Rewrite the material below as a Markdown table with two columns, "Row" and "Line," giving each line its own numbered row. Skip blank lines and leave the pictures out.

- - -

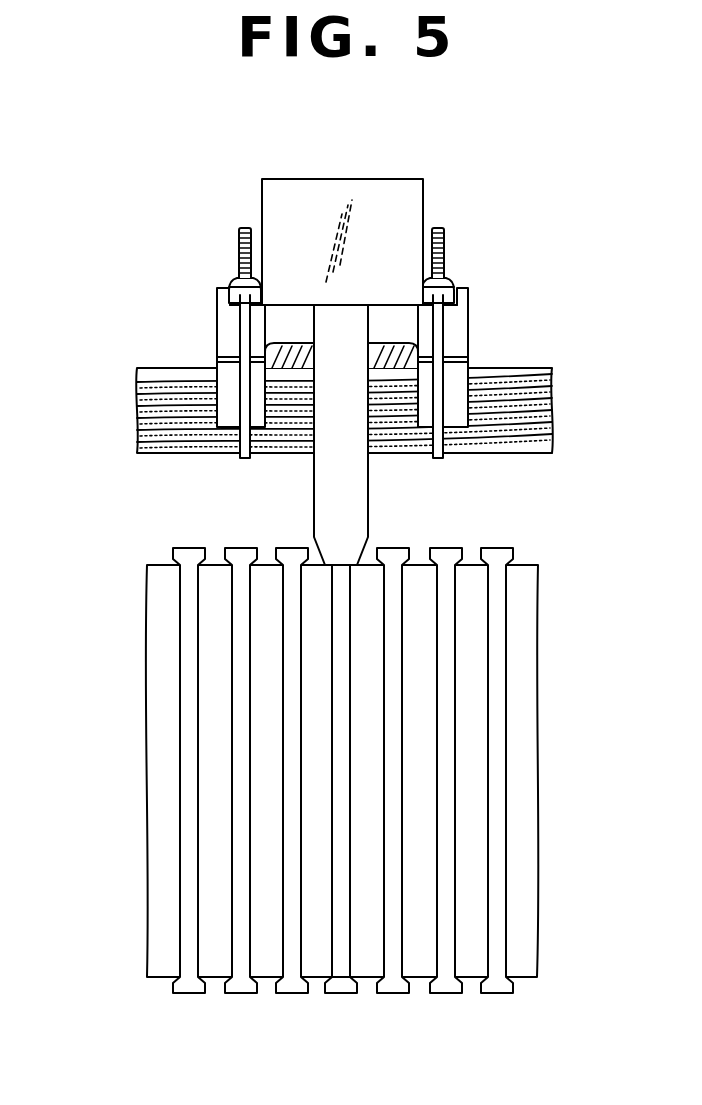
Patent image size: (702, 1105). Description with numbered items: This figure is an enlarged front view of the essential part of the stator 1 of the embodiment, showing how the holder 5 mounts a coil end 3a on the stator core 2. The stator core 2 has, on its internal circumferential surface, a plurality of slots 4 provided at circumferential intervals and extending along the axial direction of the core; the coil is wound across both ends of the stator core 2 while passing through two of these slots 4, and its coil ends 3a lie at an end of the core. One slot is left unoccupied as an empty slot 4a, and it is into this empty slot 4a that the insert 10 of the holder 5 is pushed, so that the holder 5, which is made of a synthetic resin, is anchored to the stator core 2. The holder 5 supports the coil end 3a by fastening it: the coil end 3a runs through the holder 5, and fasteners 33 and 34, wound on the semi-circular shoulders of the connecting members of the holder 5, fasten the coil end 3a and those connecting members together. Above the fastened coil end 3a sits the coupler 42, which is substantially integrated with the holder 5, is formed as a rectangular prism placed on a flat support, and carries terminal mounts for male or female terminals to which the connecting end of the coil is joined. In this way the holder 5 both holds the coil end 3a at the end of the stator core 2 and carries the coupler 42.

The connector 1 is at (284, 765).
The stator core 2 is at (368, 957).
The coil end 3a is at (506, 368).
The slot 4 is at (188, 930).
The empty slot 4a is at (341, 922).
The holder 5 is at (390, 331).
The insert 10 is at (325, 500).
The fastener 33 is at (445, 258).
The fastener 34 is at (240, 258).
The coupler 42 is at (423, 203).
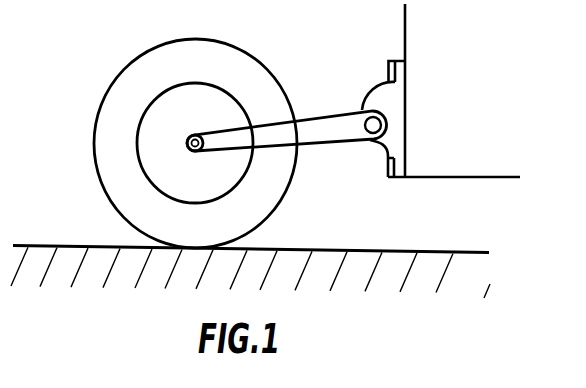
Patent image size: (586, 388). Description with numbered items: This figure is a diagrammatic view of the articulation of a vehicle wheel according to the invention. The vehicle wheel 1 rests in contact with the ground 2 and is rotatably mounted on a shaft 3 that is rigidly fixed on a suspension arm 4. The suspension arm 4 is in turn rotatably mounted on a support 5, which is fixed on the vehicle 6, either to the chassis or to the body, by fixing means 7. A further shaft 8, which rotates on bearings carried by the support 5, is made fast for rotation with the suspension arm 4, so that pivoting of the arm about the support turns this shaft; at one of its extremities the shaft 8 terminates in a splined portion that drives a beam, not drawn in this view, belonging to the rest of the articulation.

The vehicle wheel 1 is at (96, 130).
The ground 2 is at (320, 262).
The shaft 3 is at (200, 138).
The suspension arm 4 is at (302, 127).
The support 5 is at (372, 100).
The vehicle 6 is at (472, 153).
The fixing means 7 is at (388, 168).
The shaft 8 is at (372, 124).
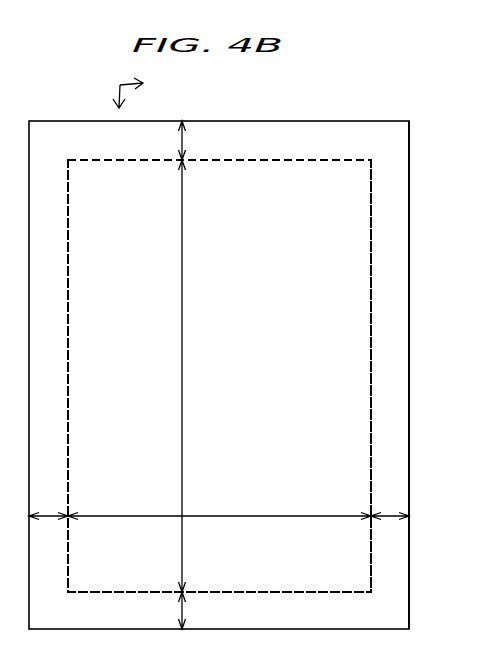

- - -

◆ TASK OUTPUT ◆
| Row | Line |
|---|---|
| 1 | Patent image size: (702, 1105). Description with numbered items: This figure is an enlarged front view of the essential part of the stator 1 of the embodiment, showing how the holder 5 mounts a coil end 3a on the stator core 2. The stator core 2 has, on its internal circumferential surface, a plurality of slots 4 provided at circumferential intervals and extending along the axial direction of the core; the coil is wound across both ends of the stator core 2 while passing through two of these slots 4, and its coil ends 3a lie at an end of the core. One slot is left unoccupied as an empty slot 4a, and it is into this empty slot 4a that the insert 10 of the holder 5 is pushed, so that the holder 5, which is made of a synthetic resin, is anchored to the stator core 2. The holder 5 supports the coil end 3a by fastening it: the coil end 3a runs through the holder 5, and fasteners 33 and 34, wound on the semi-circular shoulders of the connecting members of the holder 5, fasten the coil end 3a and those connecting members together. Above the fastened coil end 3a sits the coupler 42, which is substantially integrated with the holder 5, is formed as a rectangular prism placed on a flat support, and carries terminal mounts for male or female terminals to which the connecting end of the coil is joined. In this way the holder 5 both holds the coil end 3a at the end of the stator core 2 and carries the coupler 42. |
| 2 | The connector 1 is at (284, 765). |
| 3 | The stator core 2 is at (368, 957). |
| 4 | The coil end 3a is at (506, 368). |
| 5 | The slot 4 is at (188, 930). |
| 6 | The empty slot 4a is at (341, 922). |
| 7 | The holder 5 is at (390, 331). |
| 8 | The insert 10 is at (325, 500). |
| 9 | The fastener 33 is at (445, 258). |
| 10 | The fastener 34 is at (240, 258). |
| 11 | The coupler 42 is at (423, 203). |
| 12 | Patent image size: (586, 388). Description with numbered items: This figure is a diagrammatic view of the articulation of a vehicle wheel according to the invention. The vehicle wheel 1 rests in contact with the ground 2 and is rotatably mounted on a shaft 3 that is rigidly fixed on a suspension arm 4. The suspension arm 4 is in turn rotatably mounted on a support 5, which is fixed on the vehicle 6, either to the chassis or to the body, by fixing means 7. A further shaft 8, which rotates on bearings carried by the support 5, is made fast for rotation with the suspension arm 4, so that pivoting of the arm about the support turns this shaft; at one of its extremities the shaft 8 terminates in a splined portion that drives a beam, not drawn in this view, belonging to the rest of the articulation. |
| 13 | The vehicle wheel 1 is at (96, 130). |
| 14 | The ground 2 is at (320, 262). |
| 15 | The shaft 3 is at (200, 138). |
| 16 | The suspension arm 4 is at (302, 127). |
| 17 | The support 5 is at (372, 100). |
| 18 | The vehicle 6 is at (472, 153). |
| 19 | The fixing means 7 is at (388, 168). |
| 20 | The shaft 8 is at (372, 124). |